> **Aim 1**: Translate this sentence from the simulation setup guide below into Spanish: "Before simulating the training data, a burn-in run must be conducted at the desired resolution."

2. Generate a “fully resolved” simulation

   The first step is to create a modified version of the Hasegawa-Wakatani example from BOUT++, which we’ll copy to your work directory.

    # For full compatibility with the test simulations run during the SiMLInt project, the diffusive function is modified.
    cp -r $WORK/BOUT-dev/examples/hasegawa-wakatani $WORK/my-hw
    cd $WORK/my-hw
    sed -i 's/-Dn \* Delp4(n);/+Dn \* Delp2(n);/g' hw.cxx
    sed -i 's/-Dvort \* Delp4(vort);/+Dvort \* Delp2(vort);/g' hw.cxx
   

   Compile the code.

    module load intel-20.4/mpi
    module load intel-20.4/compilers
    module load fftw/3.3.10-intel20.4-impi20.4
    module load netcdf-parallel/4.9.2-intel20-impi20
    module load cmake
   
    cmake . -B build -Dbout++_DIR=$WORK/BOUT-dev/build -DCMAKE_CXX_FLAGS=-std=c++17 -DCMAKE_BUILD_TYPE=Release
    cmake --build build --target hasegawa-wakatani
   

   Before simulating the training data, a burn-in run must be conducted at the desired resolution. For an example of this, see fine_init.sh.

   Submit the burn-in run:

    cd ${SIMLINT_HOME}/files/1-data-generation/
    sbatch fine_init.sh --account $ACCOUNT
   

   Following that, we run a number of sequentially trajectories to generate fine-grained ground-truth data. See fine_trajectories.sh

   The initial simulation produces “restart files” BOUT.restart.*.nc from which a simulation can be continued.

> **Raw data**:
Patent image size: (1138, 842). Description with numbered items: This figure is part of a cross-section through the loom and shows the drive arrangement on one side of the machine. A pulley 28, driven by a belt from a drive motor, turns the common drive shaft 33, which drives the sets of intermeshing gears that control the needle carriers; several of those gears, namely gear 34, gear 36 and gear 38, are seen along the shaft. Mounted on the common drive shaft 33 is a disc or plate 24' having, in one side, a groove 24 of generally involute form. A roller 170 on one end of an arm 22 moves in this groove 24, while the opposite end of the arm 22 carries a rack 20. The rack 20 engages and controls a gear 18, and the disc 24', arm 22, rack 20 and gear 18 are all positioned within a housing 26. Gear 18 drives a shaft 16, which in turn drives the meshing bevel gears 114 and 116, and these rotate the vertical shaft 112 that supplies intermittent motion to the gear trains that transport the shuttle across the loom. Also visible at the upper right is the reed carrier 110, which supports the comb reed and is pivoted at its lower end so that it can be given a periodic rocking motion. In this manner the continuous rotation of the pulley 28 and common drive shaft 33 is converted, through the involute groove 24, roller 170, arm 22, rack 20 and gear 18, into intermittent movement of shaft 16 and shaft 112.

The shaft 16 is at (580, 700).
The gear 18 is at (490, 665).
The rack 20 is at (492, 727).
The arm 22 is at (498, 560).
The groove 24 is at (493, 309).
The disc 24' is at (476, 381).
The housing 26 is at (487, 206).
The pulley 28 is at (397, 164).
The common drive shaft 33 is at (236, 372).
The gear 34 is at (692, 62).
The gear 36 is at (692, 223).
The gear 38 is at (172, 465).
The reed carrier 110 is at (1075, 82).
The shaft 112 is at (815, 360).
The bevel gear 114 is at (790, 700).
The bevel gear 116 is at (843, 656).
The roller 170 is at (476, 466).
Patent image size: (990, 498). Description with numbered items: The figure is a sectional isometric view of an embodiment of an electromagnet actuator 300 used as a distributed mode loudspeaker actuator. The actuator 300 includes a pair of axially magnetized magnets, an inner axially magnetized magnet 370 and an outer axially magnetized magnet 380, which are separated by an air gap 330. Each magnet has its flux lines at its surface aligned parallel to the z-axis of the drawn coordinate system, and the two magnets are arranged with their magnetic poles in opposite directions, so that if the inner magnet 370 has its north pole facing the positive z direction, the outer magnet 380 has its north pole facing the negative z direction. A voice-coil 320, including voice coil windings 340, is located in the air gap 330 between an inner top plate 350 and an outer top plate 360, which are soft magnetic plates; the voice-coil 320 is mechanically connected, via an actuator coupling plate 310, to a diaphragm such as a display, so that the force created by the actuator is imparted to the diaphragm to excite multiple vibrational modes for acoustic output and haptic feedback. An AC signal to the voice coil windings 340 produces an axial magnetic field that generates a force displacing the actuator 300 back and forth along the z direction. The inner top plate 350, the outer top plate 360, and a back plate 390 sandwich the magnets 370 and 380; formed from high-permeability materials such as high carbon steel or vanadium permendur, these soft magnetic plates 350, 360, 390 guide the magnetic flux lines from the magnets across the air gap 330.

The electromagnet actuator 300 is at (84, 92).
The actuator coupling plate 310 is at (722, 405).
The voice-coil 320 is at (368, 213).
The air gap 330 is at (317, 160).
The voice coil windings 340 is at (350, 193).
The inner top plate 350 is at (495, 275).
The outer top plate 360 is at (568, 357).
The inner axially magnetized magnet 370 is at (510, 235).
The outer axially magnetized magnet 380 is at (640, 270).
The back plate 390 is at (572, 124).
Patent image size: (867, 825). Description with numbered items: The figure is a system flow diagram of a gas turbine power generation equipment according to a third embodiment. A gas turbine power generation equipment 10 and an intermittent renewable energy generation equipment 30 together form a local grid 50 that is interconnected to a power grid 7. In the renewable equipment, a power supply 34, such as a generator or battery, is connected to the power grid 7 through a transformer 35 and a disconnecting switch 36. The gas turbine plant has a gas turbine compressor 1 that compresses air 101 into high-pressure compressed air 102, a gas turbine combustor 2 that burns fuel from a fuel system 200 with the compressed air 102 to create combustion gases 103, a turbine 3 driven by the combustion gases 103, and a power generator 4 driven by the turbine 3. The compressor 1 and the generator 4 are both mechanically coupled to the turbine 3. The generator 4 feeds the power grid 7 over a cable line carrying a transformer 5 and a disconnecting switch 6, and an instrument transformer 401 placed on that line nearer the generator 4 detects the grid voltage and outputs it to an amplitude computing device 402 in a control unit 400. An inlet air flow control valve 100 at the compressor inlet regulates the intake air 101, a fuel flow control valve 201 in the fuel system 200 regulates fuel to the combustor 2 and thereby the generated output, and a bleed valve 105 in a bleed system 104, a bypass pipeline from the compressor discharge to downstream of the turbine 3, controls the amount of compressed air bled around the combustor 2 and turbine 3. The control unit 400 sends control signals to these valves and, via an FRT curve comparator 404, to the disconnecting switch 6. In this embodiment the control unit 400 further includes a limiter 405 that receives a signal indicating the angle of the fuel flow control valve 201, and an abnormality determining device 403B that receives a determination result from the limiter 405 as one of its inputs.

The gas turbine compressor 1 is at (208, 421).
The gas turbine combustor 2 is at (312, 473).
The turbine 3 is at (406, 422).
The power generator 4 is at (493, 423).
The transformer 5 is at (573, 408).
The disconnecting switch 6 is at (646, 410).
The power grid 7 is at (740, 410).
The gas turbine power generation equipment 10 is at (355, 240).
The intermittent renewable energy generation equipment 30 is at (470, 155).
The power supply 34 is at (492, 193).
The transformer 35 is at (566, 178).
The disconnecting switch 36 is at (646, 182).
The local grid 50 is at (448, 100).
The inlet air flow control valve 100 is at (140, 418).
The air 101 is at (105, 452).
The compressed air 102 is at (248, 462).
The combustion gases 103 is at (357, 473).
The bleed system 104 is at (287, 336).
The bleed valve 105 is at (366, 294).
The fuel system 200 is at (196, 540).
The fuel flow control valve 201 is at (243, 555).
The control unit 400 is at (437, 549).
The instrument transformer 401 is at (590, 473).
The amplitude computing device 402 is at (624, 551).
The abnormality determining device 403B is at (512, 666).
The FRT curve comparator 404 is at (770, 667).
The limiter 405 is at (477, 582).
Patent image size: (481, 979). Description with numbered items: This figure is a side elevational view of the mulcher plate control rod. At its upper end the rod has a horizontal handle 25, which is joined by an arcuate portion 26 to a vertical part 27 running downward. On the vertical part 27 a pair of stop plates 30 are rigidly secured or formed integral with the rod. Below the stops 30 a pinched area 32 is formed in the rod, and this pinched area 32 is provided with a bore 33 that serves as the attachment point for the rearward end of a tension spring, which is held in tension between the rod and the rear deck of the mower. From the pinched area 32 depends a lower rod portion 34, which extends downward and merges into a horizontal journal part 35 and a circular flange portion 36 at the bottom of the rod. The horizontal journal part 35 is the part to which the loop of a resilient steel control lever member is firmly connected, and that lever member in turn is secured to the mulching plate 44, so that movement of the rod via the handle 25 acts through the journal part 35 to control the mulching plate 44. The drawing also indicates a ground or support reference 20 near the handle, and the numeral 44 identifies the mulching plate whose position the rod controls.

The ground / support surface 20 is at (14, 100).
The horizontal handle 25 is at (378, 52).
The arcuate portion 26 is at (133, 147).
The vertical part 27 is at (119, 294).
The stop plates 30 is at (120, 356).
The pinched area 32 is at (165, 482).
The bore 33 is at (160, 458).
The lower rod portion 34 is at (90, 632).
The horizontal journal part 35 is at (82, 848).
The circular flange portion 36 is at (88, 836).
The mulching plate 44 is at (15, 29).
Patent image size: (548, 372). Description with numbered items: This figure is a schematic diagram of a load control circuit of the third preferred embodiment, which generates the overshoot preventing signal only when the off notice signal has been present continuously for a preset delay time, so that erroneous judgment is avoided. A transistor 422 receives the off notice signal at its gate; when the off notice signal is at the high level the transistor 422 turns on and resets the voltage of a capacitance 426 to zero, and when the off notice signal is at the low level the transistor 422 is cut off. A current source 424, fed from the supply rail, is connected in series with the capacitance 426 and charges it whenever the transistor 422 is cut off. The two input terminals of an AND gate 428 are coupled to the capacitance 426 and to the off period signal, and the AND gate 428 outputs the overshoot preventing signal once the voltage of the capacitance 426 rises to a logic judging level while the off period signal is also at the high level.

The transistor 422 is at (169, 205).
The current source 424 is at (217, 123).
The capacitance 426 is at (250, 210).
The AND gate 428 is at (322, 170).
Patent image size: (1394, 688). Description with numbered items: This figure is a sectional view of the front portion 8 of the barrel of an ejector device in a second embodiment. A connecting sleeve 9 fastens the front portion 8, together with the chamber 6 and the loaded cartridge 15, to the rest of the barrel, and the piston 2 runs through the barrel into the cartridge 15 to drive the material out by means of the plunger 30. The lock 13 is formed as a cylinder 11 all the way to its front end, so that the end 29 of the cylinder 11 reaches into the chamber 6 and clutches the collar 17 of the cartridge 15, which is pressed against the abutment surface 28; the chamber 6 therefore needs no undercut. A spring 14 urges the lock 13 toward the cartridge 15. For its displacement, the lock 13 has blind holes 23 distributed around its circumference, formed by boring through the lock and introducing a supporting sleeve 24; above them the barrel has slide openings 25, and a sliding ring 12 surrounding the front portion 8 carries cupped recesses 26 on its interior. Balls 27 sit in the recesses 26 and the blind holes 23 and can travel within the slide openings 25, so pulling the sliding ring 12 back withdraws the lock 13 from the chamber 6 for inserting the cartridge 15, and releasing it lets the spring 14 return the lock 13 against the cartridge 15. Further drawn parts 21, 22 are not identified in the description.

> **Aim 2**: In the entries above, write out every line from the one containing "Patent image size: (548, 372)." through the one containing "The AND gate 428 is at (322, 170).", including both of those lines.

> **Correct result 1**: Antes de simular los datos de entrenamiento, debe llevarse a cabo una ejecución de burn-in con la resolución deseada.

> **Correct result 2**:
Patent image size: (548, 372). Description with numbered items: This figure is a schematic diagram of a load control circuit of the third preferred embodiment, which generates the overshoot preventing signal only when the off notice signal has been present continuously for a preset delay time, so that erroneous judgment is avoided. A transistor 422 receives the off notice signal at its gate; when the off notice signal is at the high level the transistor 422 turns on and resets the voltage of a capacitance 426 to zero, and when the off notice signal is at the low level the transistor 422 is cut off. A current source 424, fed from the supply rail, is connected in series with the capacitance 426 and charges it whenever the transistor 422 is cut off. The two input terminals of an AND gate 428 are coupled to the capacitance 426 and to the off period signal, and the AND gate 428 outputs the overshoot preventing signal once the voltage of the capacitance 426 rises to a logic judging level while the off period signal is also at the high level.

The transistor 422 is at (169, 205).
The current source 424 is at (217, 123).
The capacitance 426 is at (250, 210).
The AND gate 428 is at (322, 170).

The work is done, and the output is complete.